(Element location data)
----------------------------------------

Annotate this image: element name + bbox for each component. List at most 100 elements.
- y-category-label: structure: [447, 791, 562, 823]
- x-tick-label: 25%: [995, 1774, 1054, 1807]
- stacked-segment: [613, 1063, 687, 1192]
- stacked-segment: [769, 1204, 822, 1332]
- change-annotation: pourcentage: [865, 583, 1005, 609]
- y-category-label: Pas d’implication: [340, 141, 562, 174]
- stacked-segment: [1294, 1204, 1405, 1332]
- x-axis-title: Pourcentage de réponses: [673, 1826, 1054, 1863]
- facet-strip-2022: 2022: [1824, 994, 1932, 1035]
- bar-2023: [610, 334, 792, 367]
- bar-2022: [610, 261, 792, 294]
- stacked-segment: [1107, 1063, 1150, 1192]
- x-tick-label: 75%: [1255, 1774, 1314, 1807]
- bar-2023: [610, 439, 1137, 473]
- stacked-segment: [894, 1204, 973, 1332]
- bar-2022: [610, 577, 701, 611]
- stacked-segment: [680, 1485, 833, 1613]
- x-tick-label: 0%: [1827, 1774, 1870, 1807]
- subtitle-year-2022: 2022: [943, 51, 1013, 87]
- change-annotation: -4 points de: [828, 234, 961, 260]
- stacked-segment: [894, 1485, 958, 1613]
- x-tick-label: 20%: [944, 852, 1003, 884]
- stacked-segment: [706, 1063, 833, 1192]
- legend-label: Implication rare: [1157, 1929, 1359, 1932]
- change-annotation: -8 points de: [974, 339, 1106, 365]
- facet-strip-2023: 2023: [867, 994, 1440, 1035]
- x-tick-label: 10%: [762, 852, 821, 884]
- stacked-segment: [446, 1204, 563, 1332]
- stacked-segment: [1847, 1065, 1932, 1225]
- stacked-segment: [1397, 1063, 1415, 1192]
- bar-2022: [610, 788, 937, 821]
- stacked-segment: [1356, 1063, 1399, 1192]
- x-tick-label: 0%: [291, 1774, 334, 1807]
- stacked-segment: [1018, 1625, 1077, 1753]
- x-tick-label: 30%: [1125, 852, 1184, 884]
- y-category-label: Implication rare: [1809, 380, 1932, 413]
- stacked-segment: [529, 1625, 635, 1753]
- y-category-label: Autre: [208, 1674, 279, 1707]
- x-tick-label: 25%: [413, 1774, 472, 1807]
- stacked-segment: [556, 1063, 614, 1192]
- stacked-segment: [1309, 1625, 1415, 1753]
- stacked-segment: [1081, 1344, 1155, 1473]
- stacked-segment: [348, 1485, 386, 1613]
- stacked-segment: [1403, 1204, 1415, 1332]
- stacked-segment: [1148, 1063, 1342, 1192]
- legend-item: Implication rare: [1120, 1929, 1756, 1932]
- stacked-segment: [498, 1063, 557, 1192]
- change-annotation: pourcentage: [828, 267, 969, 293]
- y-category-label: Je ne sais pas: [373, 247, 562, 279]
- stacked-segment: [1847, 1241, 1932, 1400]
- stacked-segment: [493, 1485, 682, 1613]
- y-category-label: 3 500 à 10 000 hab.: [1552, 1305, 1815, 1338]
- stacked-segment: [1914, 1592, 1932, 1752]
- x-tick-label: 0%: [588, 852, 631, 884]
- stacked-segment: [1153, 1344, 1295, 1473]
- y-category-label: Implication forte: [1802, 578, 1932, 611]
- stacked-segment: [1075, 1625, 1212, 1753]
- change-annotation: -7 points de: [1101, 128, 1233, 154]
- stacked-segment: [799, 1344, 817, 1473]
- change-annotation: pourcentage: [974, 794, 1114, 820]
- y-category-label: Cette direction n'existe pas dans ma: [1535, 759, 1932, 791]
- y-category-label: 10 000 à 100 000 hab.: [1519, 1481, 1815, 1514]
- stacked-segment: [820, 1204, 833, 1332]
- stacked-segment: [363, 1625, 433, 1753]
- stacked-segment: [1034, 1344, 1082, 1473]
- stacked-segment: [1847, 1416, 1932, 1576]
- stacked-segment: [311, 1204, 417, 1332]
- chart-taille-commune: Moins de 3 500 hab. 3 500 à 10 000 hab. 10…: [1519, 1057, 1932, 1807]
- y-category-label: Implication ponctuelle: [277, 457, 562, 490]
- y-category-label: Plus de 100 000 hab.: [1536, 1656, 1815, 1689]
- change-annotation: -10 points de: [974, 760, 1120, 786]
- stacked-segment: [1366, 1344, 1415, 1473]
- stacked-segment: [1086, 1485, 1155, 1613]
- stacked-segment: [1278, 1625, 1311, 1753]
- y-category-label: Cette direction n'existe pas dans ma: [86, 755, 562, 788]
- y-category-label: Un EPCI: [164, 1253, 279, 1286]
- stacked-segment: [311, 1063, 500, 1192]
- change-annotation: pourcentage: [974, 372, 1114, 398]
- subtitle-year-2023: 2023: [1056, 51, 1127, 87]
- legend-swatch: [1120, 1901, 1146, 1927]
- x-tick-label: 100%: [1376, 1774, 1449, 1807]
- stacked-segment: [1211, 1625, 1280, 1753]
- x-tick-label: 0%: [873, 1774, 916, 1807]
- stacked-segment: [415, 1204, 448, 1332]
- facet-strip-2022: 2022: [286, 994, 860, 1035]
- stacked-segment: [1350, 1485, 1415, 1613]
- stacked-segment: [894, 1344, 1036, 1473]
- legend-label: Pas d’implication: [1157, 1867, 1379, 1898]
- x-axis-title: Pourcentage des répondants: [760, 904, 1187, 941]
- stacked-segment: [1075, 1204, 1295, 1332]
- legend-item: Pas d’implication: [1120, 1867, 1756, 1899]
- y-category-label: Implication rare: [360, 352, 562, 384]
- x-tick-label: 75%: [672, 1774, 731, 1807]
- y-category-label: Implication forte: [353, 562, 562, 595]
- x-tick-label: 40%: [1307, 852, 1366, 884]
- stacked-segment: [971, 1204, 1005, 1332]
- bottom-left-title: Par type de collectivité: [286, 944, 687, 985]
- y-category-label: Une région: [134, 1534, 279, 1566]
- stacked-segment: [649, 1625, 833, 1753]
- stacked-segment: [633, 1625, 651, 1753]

----------------------------------------

§ TASK DESCRIPTION
Please show each line from the entries above that contains the word "points".

§ TASK RESULT
- change-annotation: -4 points de: [828, 234, 961, 260]
- change-annotation: -8 points de: [974, 339, 1106, 365]
- change-annotation: -7 points de: [1101, 128, 1233, 154]
- change-annotation: -10 points de: [974, 760, 1120, 786]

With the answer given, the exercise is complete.